* GIVEN INFORMATION:

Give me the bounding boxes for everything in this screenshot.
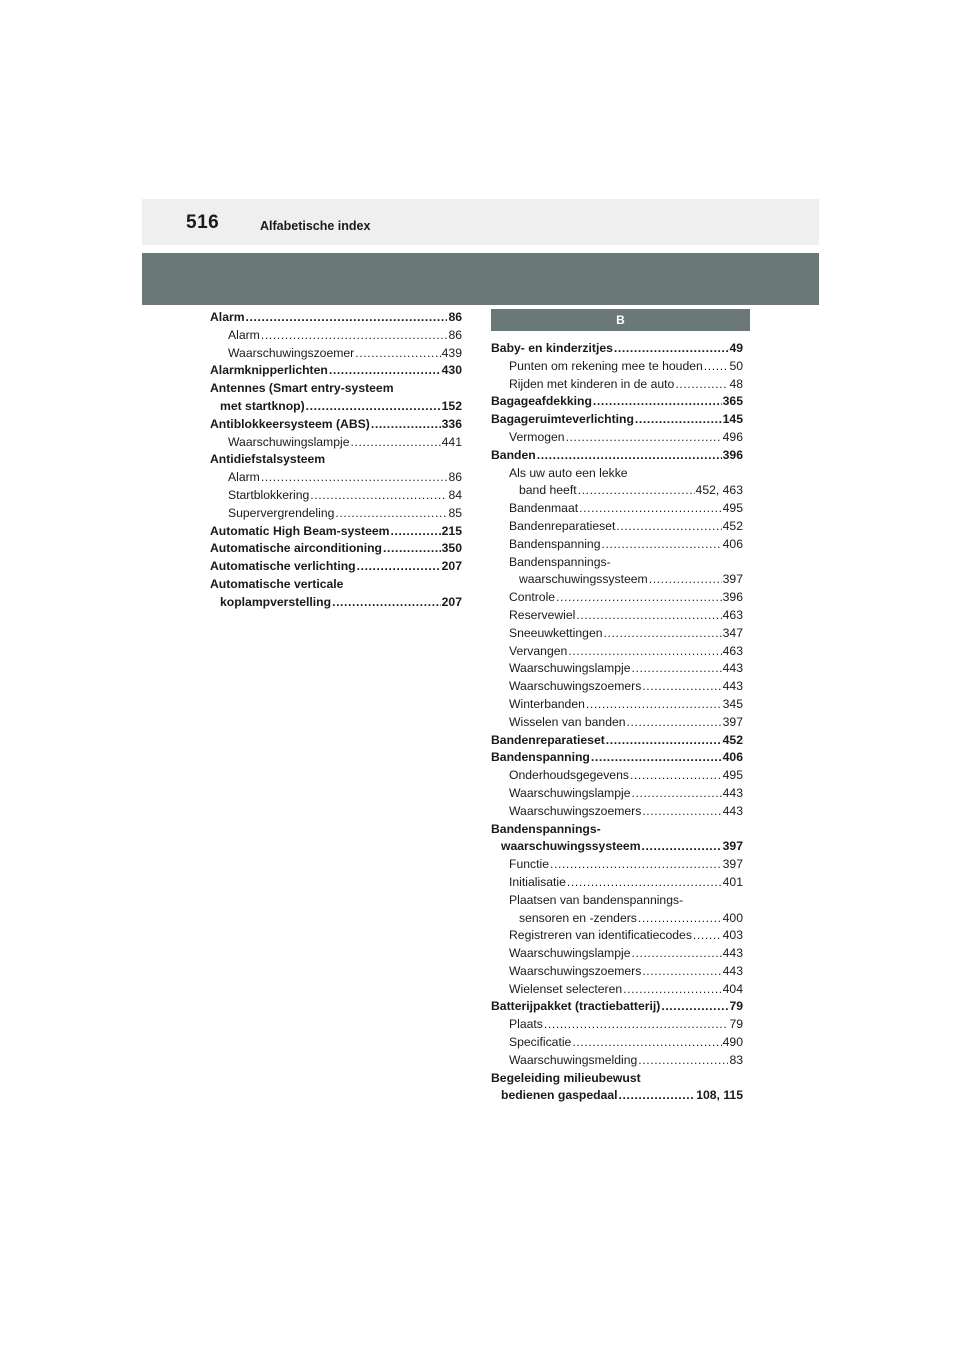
index-entry (491, 1087, 743, 1105)
entry-text: Bandenspannings- (509, 554, 611, 569)
index-entry (210, 523, 462, 541)
entry-page: 495 (722, 768, 743, 783)
entry-page: 83 (729, 1052, 743, 1067)
dot-leader (602, 536, 722, 554)
entry-page: 347 (722, 625, 743, 640)
index-entry (491, 447, 743, 465)
entry-text: Bandenspanning (509, 536, 601, 551)
index-entry (491, 749, 743, 767)
entry-text: Alarmknipperlichten (210, 363, 328, 378)
entry-text: Waarschuwingszoemers (509, 803, 642, 818)
entry-page: 207 (441, 559, 462, 574)
entry-text: Automatische verticale (210, 576, 344, 591)
entry-text: band heeft (519, 483, 577, 498)
dot-leader (642, 963, 721, 981)
index-entry (210, 434, 462, 452)
entry-page: 365 (722, 394, 743, 409)
index-entry (491, 998, 743, 1016)
entry-text: Bagageafdekking (491, 394, 592, 409)
dot-leader (578, 482, 695, 500)
index-entry (491, 678, 743, 696)
dot-leader (638, 910, 722, 928)
entry-text: Begeleiding milieubewust (491, 1070, 641, 1085)
entry-text: Waarschuwingslampje (509, 785, 631, 800)
dot-leader (638, 1052, 728, 1070)
entry-page: 350 (441, 541, 462, 556)
entry-text: Vervangen (509, 643, 568, 658)
entry-text: Controle (509, 590, 556, 605)
entry-page: 400 (722, 910, 743, 925)
entry-page: 108, 115 (696, 1088, 743, 1103)
entry-text: Winterbanden (509, 696, 585, 711)
index-entry (491, 927, 743, 945)
index-entry (491, 1016, 743, 1034)
index-entry (491, 910, 743, 928)
dot-leader (572, 1034, 721, 1052)
index-entry (491, 340, 743, 358)
index-entry (491, 1052, 743, 1070)
index-entry (491, 945, 743, 963)
index-entry (210, 505, 462, 523)
dot-leader (306, 398, 441, 416)
dot-leader (635, 411, 722, 429)
index-entry (491, 767, 743, 785)
entry-text: Bandenreparatieset (509, 518, 616, 533)
dot-leader (631, 945, 721, 963)
entry-text: Bandenreparatieset (491, 732, 605, 747)
index-entry (491, 411, 743, 429)
dot-leader (631, 785, 721, 803)
entry-page: 452, 463 (695, 483, 743, 498)
dot-leader (604, 625, 722, 643)
page-header (142, 199, 819, 245)
dot-leader (383, 540, 441, 558)
dot-leader (261, 469, 448, 487)
entry-page: 397 (722, 839, 743, 854)
index-entry (491, 607, 743, 625)
dot-leader (593, 393, 722, 411)
entry-page: 439 (441, 345, 462, 360)
index-entry (210, 345, 462, 363)
entry-text: Vermogen (509, 429, 565, 444)
entry-text: Plaats (509, 1017, 543, 1032)
entry-text: Bandenmaat (509, 501, 579, 516)
dot-leader (261, 327, 448, 345)
index-entry (491, 429, 743, 447)
entry-text: Plaatsen van bandenspannings- (509, 892, 684, 907)
index-entry (491, 536, 743, 554)
index-entry (491, 963, 743, 981)
entry-text: Registreren van identificatiecodes (509, 928, 692, 943)
dot-leader (355, 345, 440, 363)
entry-text: Batterijpakket (tractiebatterij) (491, 999, 661, 1014)
index-entry (210, 398, 462, 416)
dot-leader (614, 340, 729, 358)
entry-page: 496 (722, 429, 743, 444)
dot-leader (704, 358, 729, 376)
entry-text: waarschuwingssysteem (519, 572, 648, 587)
entry-page: 441 (441, 434, 462, 449)
dot-leader (586, 696, 722, 714)
entry-text: Wielenset selecteren (509, 981, 623, 996)
entry-text: Waarschuwingszoemers (509, 679, 642, 694)
index-entry (491, 554, 743, 572)
index-entry (210, 362, 462, 380)
index-entry (491, 643, 743, 661)
dot-leader (556, 589, 722, 607)
index-column-left (210, 309, 462, 612)
dot-leader (649, 571, 722, 589)
dot-leader (567, 874, 722, 892)
index-entry (210, 487, 462, 505)
entry-page: 452 (722, 518, 743, 533)
entry-text: Specificatie (509, 1035, 572, 1050)
entry-text: Baby- en kinderzitjes (491, 341, 613, 355)
index-entry (491, 625, 743, 643)
index-entry (491, 376, 743, 394)
entry-page: 430 (441, 363, 462, 378)
entry-page: 397 (722, 572, 743, 587)
entry-text: Als uw auto een lekke (509, 465, 628, 480)
page-number: 516 (186, 212, 220, 233)
index-entry (491, 821, 743, 839)
entry-text: koplampverstelling (220, 594, 332, 609)
dot-leader (576, 607, 721, 625)
dot-leader (350, 434, 440, 452)
entry-text: Waarschuwingslampje (509, 661, 631, 676)
entry-text: waarschuwingssysteem (501, 839, 641, 854)
dot-leader (642, 678, 721, 696)
dot-leader (616, 518, 721, 536)
entry-page: 215 (441, 523, 462, 538)
dot-leader (627, 714, 722, 732)
letter-heading: B (491, 309, 750, 331)
entry-page: 86 (448, 327, 462, 342)
index-entry (491, 732, 743, 750)
entry-page: 443 (722, 963, 743, 978)
dot-leader (371, 416, 441, 434)
dot-leader (329, 362, 441, 380)
dot-leader (606, 732, 722, 750)
entry-text: Automatische airconditioning (210, 541, 382, 556)
dot-leader (332, 594, 441, 612)
index-entry (210, 469, 462, 487)
dot-leader (390, 523, 440, 541)
entry-text: Supervergrendeling (228, 505, 335, 520)
entry-text: bedienen gaspedaal (501, 1088, 618, 1103)
entry-page: 86 (448, 470, 462, 485)
index-entry (491, 856, 743, 874)
index-entry (491, 518, 743, 536)
entry-text: Reservewiel (509, 607, 576, 622)
entry-text: Antennes (Smart entry-systeem (210, 381, 394, 396)
dot-leader (619, 1087, 696, 1105)
index-entry (491, 714, 743, 732)
entry-text: Initialisatie (509, 874, 566, 889)
entry-page: 443 (722, 803, 743, 818)
dot-leader (693, 927, 722, 945)
section-band (142, 253, 819, 305)
dot-leader (631, 660, 721, 678)
index-entry (210, 327, 462, 345)
index-entry (491, 358, 743, 376)
entry-text: Sneeuwkettingen (509, 625, 603, 640)
entry-text: Waarschuwingszoemer (228, 345, 355, 360)
dot-leader (566, 429, 722, 447)
entry-page: 443 (722, 785, 743, 800)
entry-text: Automatische verlichting (210, 559, 356, 574)
entry-page: 396 (722, 590, 743, 605)
entry-text: met startknop) (220, 398, 305, 413)
index-entry (491, 393, 743, 411)
entry-page: 495 (722, 501, 743, 516)
dot-leader (544, 1016, 729, 1034)
entry-page: 79 (729, 999, 743, 1014)
entry-text: Waarschuwingszoemers (509, 963, 642, 978)
entry-text: Functie (509, 857, 549, 872)
index-entry (491, 1034, 743, 1052)
dot-leader (537, 447, 722, 465)
index-entry (210, 594, 462, 612)
entry-text: Bagageruimteverlichting (491, 412, 634, 427)
dot-leader (661, 998, 728, 1016)
entry-text: Waarschuwingslampje (228, 434, 350, 449)
entry-text: Alarm (210, 310, 245, 324)
dot-leader (630, 767, 722, 785)
entry-text: Onderhoudsgegevens (509, 768, 629, 783)
entry-page: 406 (722, 750, 743, 765)
entry-text: Alarm (228, 327, 260, 342)
entry-page: 403 (722, 928, 743, 943)
entry-page: 336 (441, 416, 462, 431)
entry-text: Punten om rekening mee te houden (509, 358, 703, 373)
dot-leader (623, 981, 722, 999)
entry-page: 85 (448, 505, 462, 520)
index-entry (491, 571, 743, 589)
index-entry (491, 785, 743, 803)
entry-page: 406 (722, 536, 743, 551)
entry-page: 443 (722, 946, 743, 961)
dot-leader (246, 309, 448, 327)
header-title: Alfabetische index (260, 219, 371, 233)
index-entry (210, 309, 462, 327)
index-entry (491, 482, 743, 500)
index-entry (491, 838, 743, 856)
entry-text: Bandenspanning (491, 750, 590, 765)
entry-page: 84 (448, 487, 462, 502)
entry-page: 443 (722, 679, 743, 694)
dot-leader (579, 500, 722, 518)
index-entry (491, 981, 743, 999)
entry-page: 145 (722, 412, 743, 427)
index-entry (210, 576, 462, 594)
dot-leader (568, 643, 721, 661)
entry-page: 50 (729, 358, 743, 373)
entry-page: 49 (729, 341, 743, 355)
entry-text: Alarm (228, 470, 260, 485)
dot-leader (550, 856, 722, 874)
entry-text: sensoren en -zenders (519, 910, 637, 925)
entry-text: Banden (491, 447, 536, 462)
index-entry (210, 451, 462, 469)
dot-leader (642, 838, 722, 856)
entry-page: 152 (441, 398, 462, 413)
entry-page: 396 (722, 447, 743, 462)
entry-page: 397 (722, 714, 743, 729)
index-entry (491, 1070, 743, 1088)
index-entry (210, 558, 462, 576)
index-entry (491, 892, 743, 910)
entry-text: Waarschuwingsmelding (509, 1052, 638, 1067)
index-entry (491, 696, 743, 714)
index-entry (210, 380, 462, 398)
entry-text: Automatic High Beam-systeem (210, 523, 390, 538)
dot-leader (642, 803, 721, 821)
dot-leader (310, 487, 447, 505)
dot-leader (335, 505, 447, 523)
entry-page: 79 (729, 1017, 743, 1032)
entry-page: 490 (722, 1035, 743, 1050)
index-entry (210, 416, 462, 434)
entry-page: 452 (722, 732, 743, 747)
index-entry (491, 500, 743, 518)
entry-text: Rijden met kinderen in de auto (509, 376, 675, 391)
entry-text: Antidiefstalsysteem (210, 452, 326, 467)
index-column-right (491, 309, 743, 1105)
entry-page: 86 (448, 310, 462, 324)
entry-page: 443 (722, 661, 743, 676)
entry-text: Antiblokkeersysteem (ABS) (210, 416, 370, 431)
entry-page: 345 (722, 696, 743, 711)
entry-page: 401 (722, 874, 743, 889)
index-entry (491, 660, 743, 678)
entry-page: 463 (722, 607, 743, 622)
dot-leader (357, 558, 441, 576)
entry-page: 404 (722, 981, 743, 996)
entry-text: Wisselen van banden (509, 714, 626, 729)
index-entry (491, 589, 743, 607)
index-entry (491, 803, 743, 821)
entry-text: Bandenspannings- (491, 821, 601, 836)
dot-leader (591, 749, 722, 767)
entry-page: 48 (729, 376, 743, 391)
dot-leader (675, 376, 728, 394)
entry-page: 207 (441, 594, 462, 609)
index-entry (491, 874, 743, 892)
entry-text: Startblokkering (228, 487, 310, 502)
index-entry (491, 465, 743, 483)
index-entry (210, 540, 462, 558)
entry-page: 463 (722, 643, 743, 658)
entry-text: Waarschuwingslampje (509, 946, 631, 961)
entry-page: 397 (722, 857, 743, 872)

* WRITTEN PROBLEM: In the records, from the line that contains "index-entry (491, 1087, 743, 1105)" to the line that contains "index-entry (491, 447, 743, 465)", replace "dot-leader" with "leader-line" and reproduce only those lines, leaving everything else unchanged.

* OUTPUT OF THE EXERCISE:
index-entry (491, 1087, 743, 1105)
entry-text: Bandenspannings- (509, 554, 611, 569)
index-entry (210, 523, 462, 541)
entry-page: 495 (722, 768, 743, 783)
entry-page: 83 (729, 1052, 743, 1067)
leader-line (602, 536, 722, 554)
entry-page: 347 (722, 625, 743, 640)
index-entry (491, 447, 743, 465)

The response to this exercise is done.